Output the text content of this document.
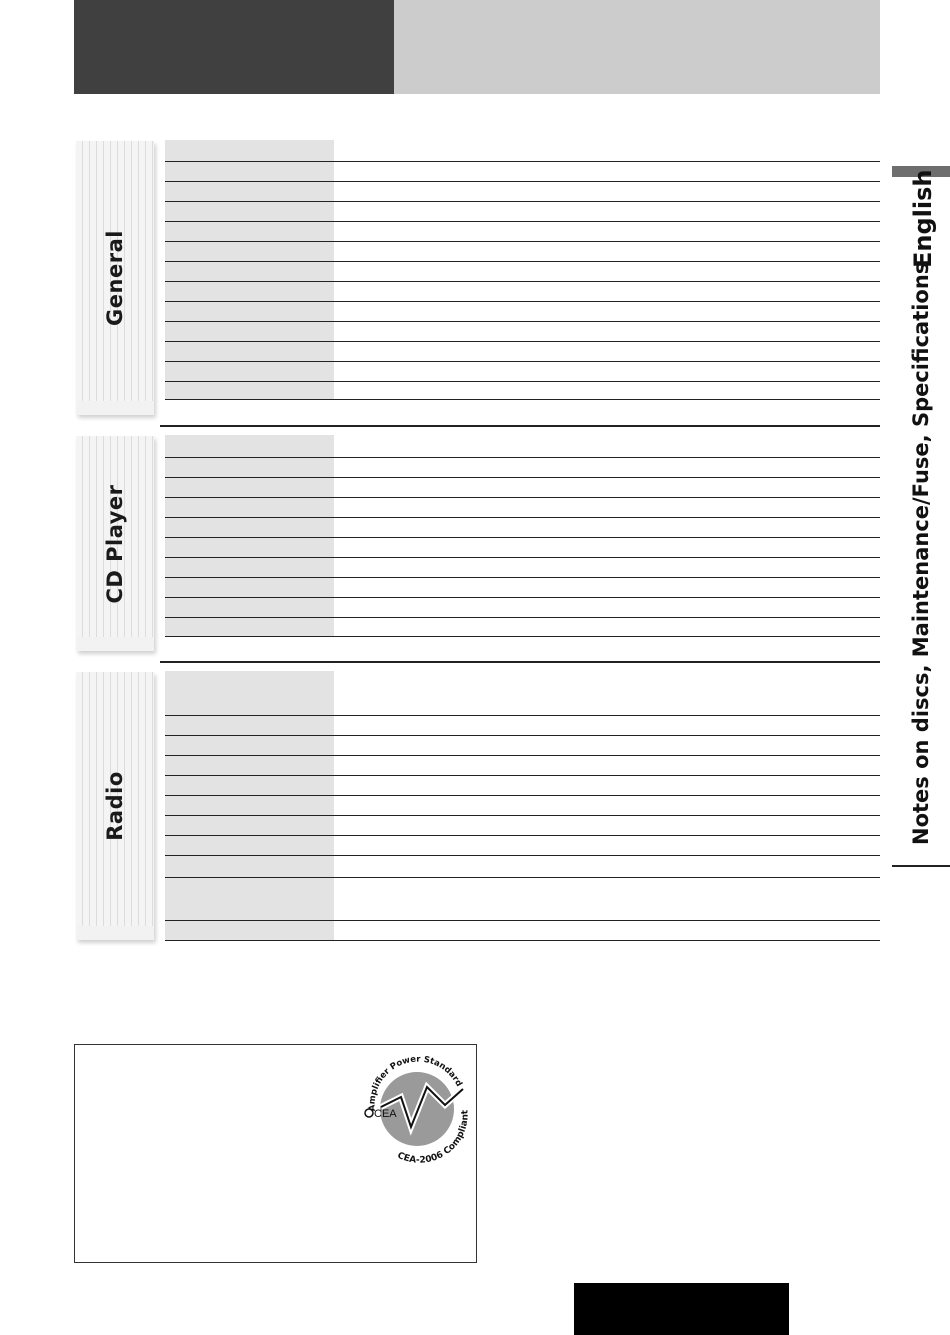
General
CD Player
Radio
English
Notes on discs, Maintenance/Fuse, Specifications
Amplifier Power Standard
CEA-2006 Compliant
CEA
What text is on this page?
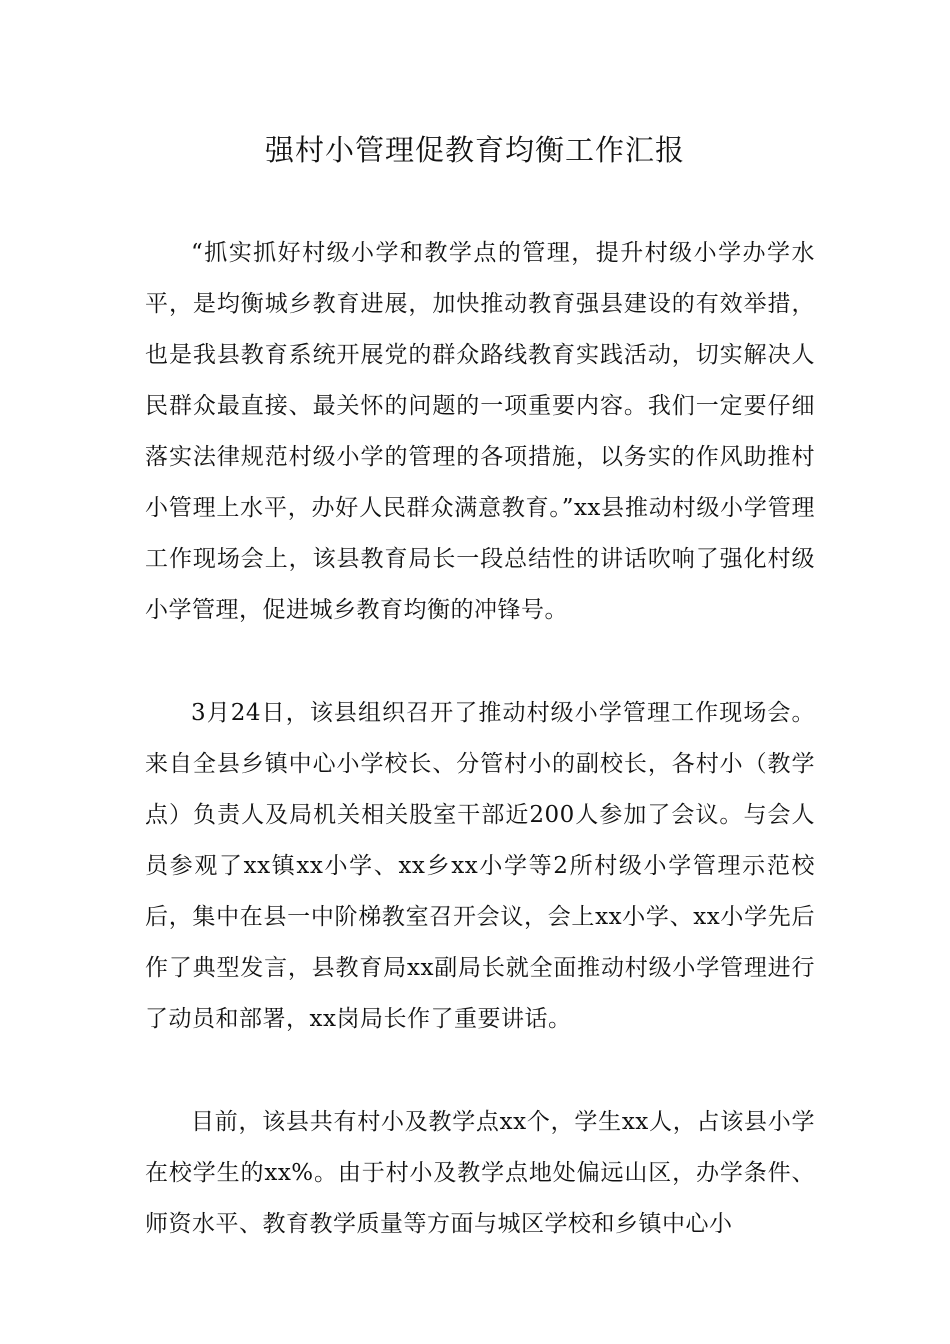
强村小管理促教育均衡工作汇报

“抓实抓好村级小学和教学点的管理，提升村级小学办学水平，是均衡城乡教育进展，加快推动教育强县建设的有效举措，也是我县教育系统开展党的群众路线教育实践活动，切实解决人民群众最直接、最关怀的问题的一项重要内容。我们一定要仔细落实法律规范村级小学的管理的各项措施，以务实的作风助推村小管理上水平，办好人民群众满意教育。”xx县推动村级小学管理工作现场会上，该县教育局长一段总结性的讲话吹响了强化村级小学管理，促进城乡教育均衡的冲锋号。

3月24日，该县组织召开了推动村级小学管理工作现场会。来自全县乡镇中心小学校长、分管村小的副校长，各村小（教学点）负责人及局机关相关股室干部近200人参加了会议。与会人员参观了xx镇xx小学、xx乡xx小学等2所村级小学管理示范校后，集中在县一中阶梯教室召开会议，会上xx小学、xx小学先后作了典型发言，县教育局xx副局长就全面推动村级小学管理进行了动员和部署，xx岗局长作了重要讲话。

目前，该县共有村小及教学点xx个，学生xx人，占该县小学在校学生的xx%。由于村小及教学点地处偏远山区，办学条件、师资水平、教育教学质量等方面与城区学校和乡镇中心小
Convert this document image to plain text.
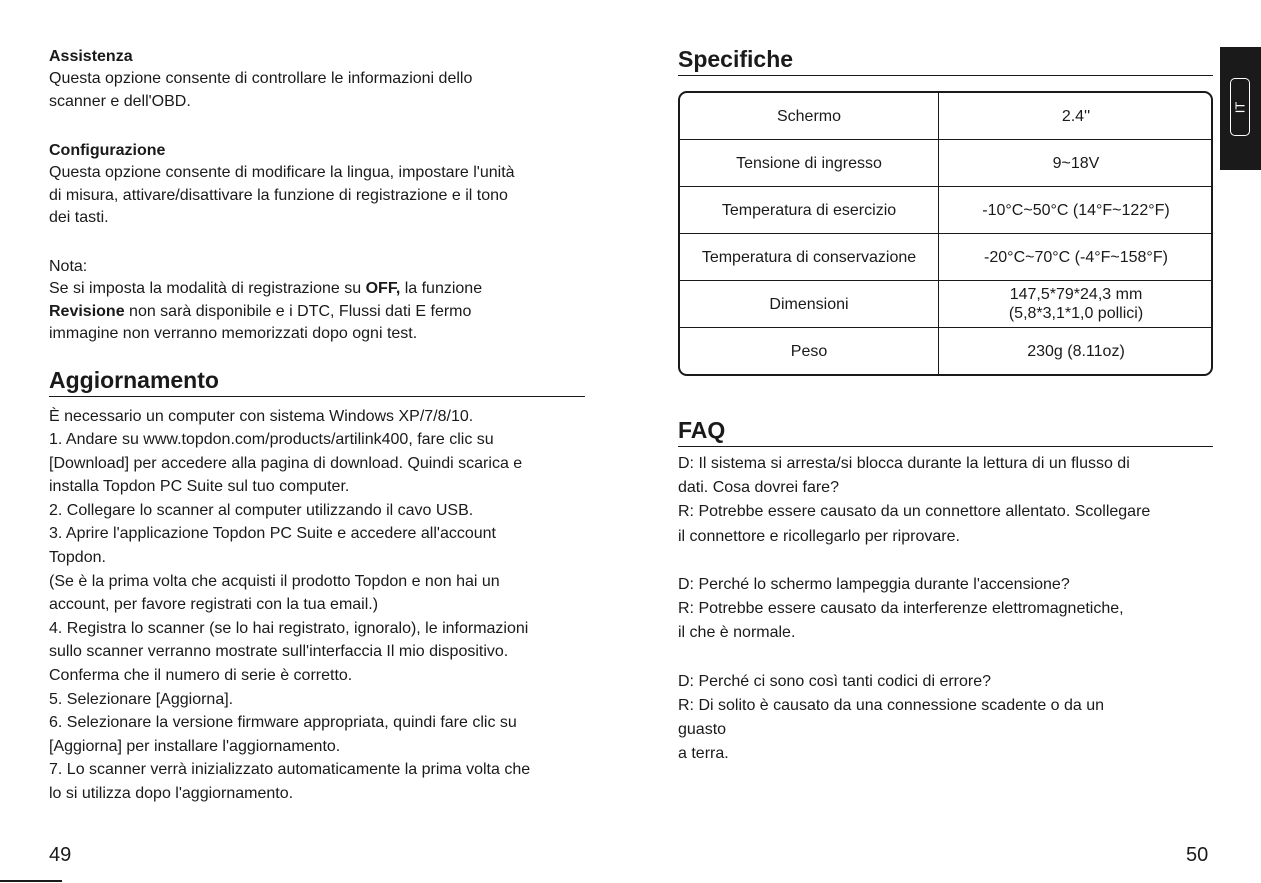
Assistenza

Questa opzione consente di controllare le informazioni dello

scanner e dell'OBD.

Configurazione

Questa opzione consente di modificare la lingua, impostare l'unità

di misura, attivare/disattivare la funzione di registrazione e il tono

dei tasti.

Nota:

Se si imposta la modalità di registrazione su OFF, la funzione

Revisione non sarà disponibile e i DTC, Flussi dati E fermo

immagine non verranno memorizzati dopo ogni test.

Aggiornamento

È necessario un computer con sistema Windows XP/7/8/10.

1. Andare su www.topdon.com/products/artilink400, fare clic su

[Download] per accedere alla pagina di download. Quindi scarica e

installa Topdon PC Suite sul tuo computer.

2. Collegare lo scanner al computer utilizzando il cavo USB.

3. Aprire l'applicazione Topdon PC Suite e accedere all'account

Topdon.

(Se è la prima volta che acquisti il prodotto Topdon e non hai un

account, per favore registrati con la tua email.)

4. Registra lo scanner (se lo hai registrato, ignoralo), le informazioni

sullo scanner verranno mostrate sull'interfaccia Il mio dispositivo.

Conferma che il numero di serie è corretto.

5. Selezionare [Aggiorna].

6. Selezionare la versione firmware appropriata, quindi fare clic su

[Aggiorna] per installare l'aggiornamento.

7. Lo scanner verrà inizializzato automaticamente la prima volta che

lo si utilizza dopo l'aggiornamento.

49

Specifiche

Schermo	2.4''
Tensione di ingresso	9~18V
Temperatura di esercizio	-10°C~50°C (14°F~122°F)
Temperatura di conservazione	-20°C~70°C (-4°F~158°F)
Dimensioni	147,5*79*24,3 mm
(5,8*3,1*1,0 pollici)

Peso	230g (8.11oz)

FAQ

D: Il sistema si arresta/si blocca durante la lettura di un flusso di

dati. Cosa dovrei fare?

R: Potrebbe essere causato da un connettore allentato. Scollegare

il connettore e ricollegarlo per riprovare.

D: Perché lo schermo lampeggia durante l'accensione?

R: Potrebbe essere causato da interferenze elettromagnetiche,

il che è normale.

D: Perché ci sono così tanti codici di errore?

R: Di solito è causato da una connessione scadente o da un

guasto

a terra.

50
IT
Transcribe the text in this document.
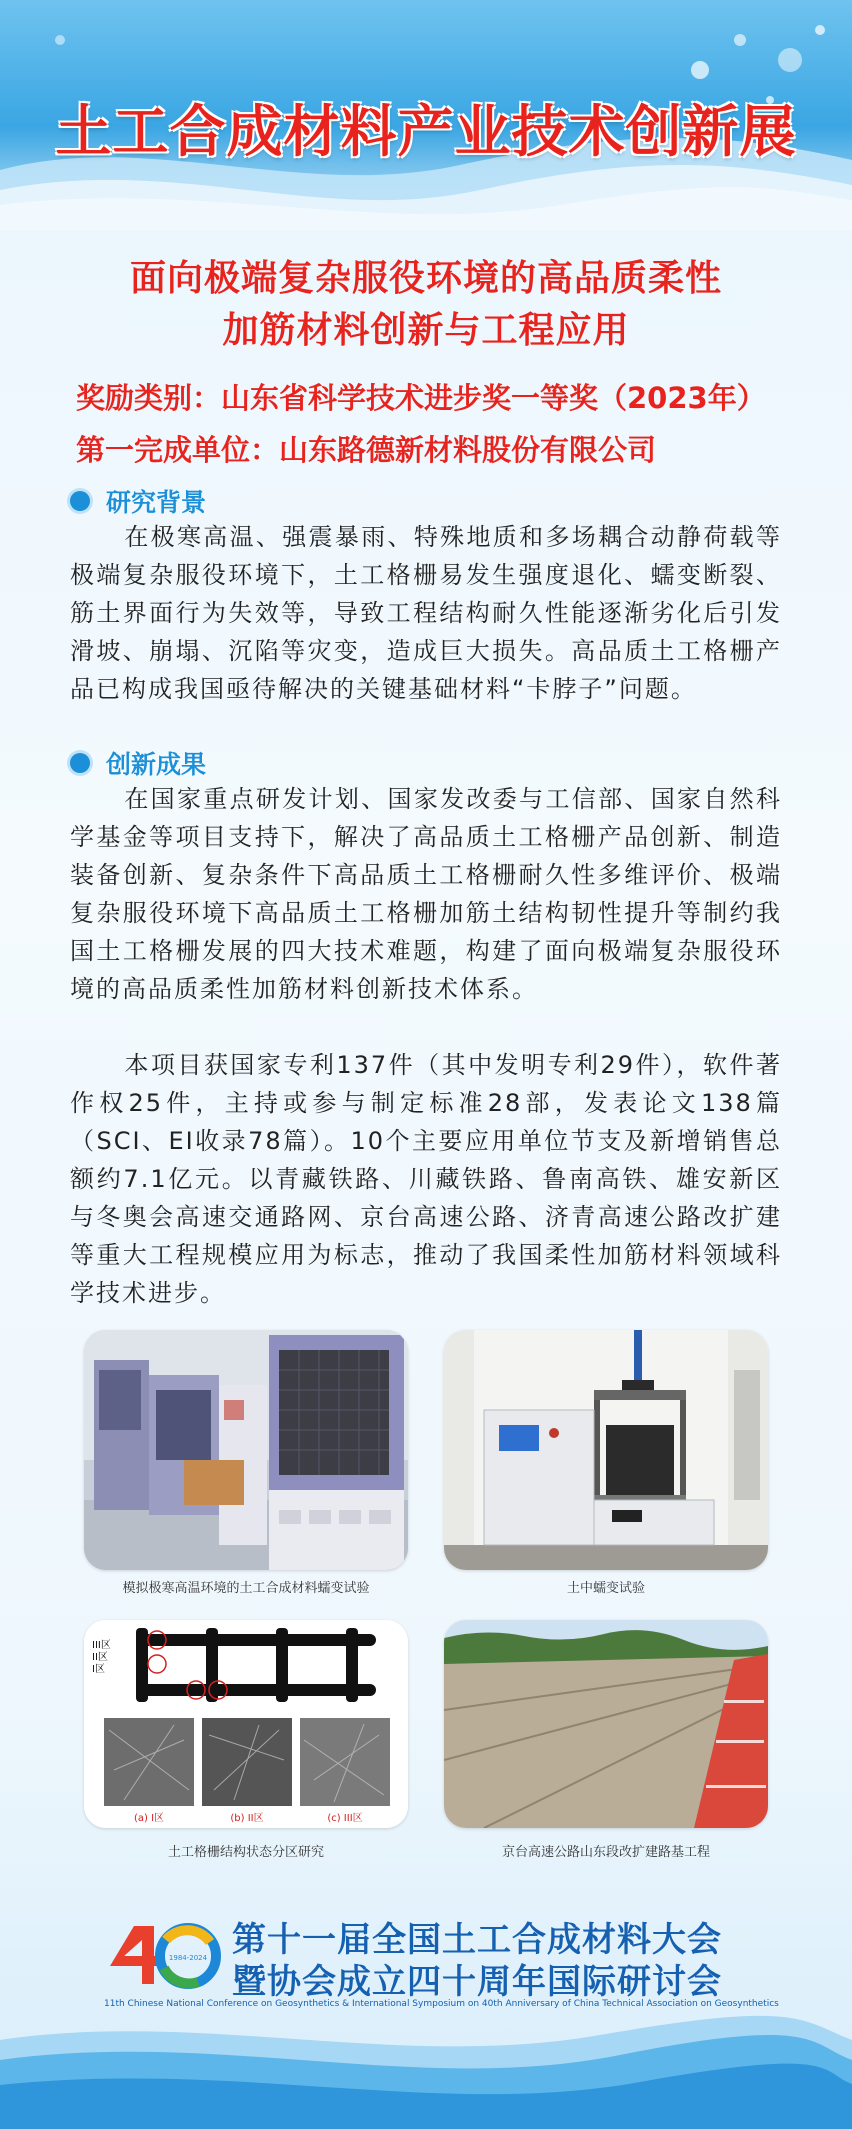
土工合成材料产业技术创新展
面向极端复杂服役环境的高品质柔性
加筋材料创新与工程应用
奖励类别：山东省科学技术进步奖一等奖（2023年）
第一完成单位：山东路德新材料股份有限公司
研究背景
在极寒高温、强震暴雨、特殊地质和多场耦合动静荷载等极端复杂服役环境下，土工格栅易发生强度退化、蠕变断裂、筋土界面行为失效等，导致工程结构耐久性能逐渐劣化后引发滑坡、崩塌、沉陷等灾变，造成巨大损失。高品质土工格栅产品已构成我国亟待解决的关键基础材料“卡脖子”问题。
创新成果
在国家重点研发计划、国家发改委与工信部、国家自然科学基金等项目支持下，解决了高品质土工格栅产品创新、制造装备创新、复杂条件下高品质土工格栅耐久性多维评价、极端复杂服役环境下高品质土工格栅加筋土结构韧性提升等制约我国土工格栅发展的四大技术难题，构建了面向极端复杂服役环境的高品质柔性加筋材料创新技术体系。
本项目获国家专利137件（其中发明专利29件），软件著作权25件，主持或参与制定标准28部，发表论文138篇（SCI、EI收录78篇）。10个主要应用单位节支及新增销售总额约7.1亿元。以青藏铁路、川藏铁路、鲁南高铁、雄安新区与冬奥会高速交通路网、京台高速公路、济青高速公路改扩建等重大工程规模应用为标志，推动了我国柔性加筋材料领域科学技术进步。
模拟极寒高温环境的土工合成材料蠕变试验	土中蠕变试验
III区
II区
I区
(a) I区	(b) II区	(c) III区
土工格栅结构状态分区研究	京台高速公路山东段改扩建路基工程
1984-2024 第十一届全国土工合成材料大会
暨协会成立四十周年国际研讨会
11th Chinese National Conference on Geosynthetics & International Symposium on 40th Anniversary of China Technical Association on Geosynthetics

» **Set task**
Copy out the lines in which the string "sistema" appears.

» **Written solution**
È necessario un computer con sistema Windows XP/7/8/10.
D: Il sistema si arresta/si blocca durante la lettura di un flusso di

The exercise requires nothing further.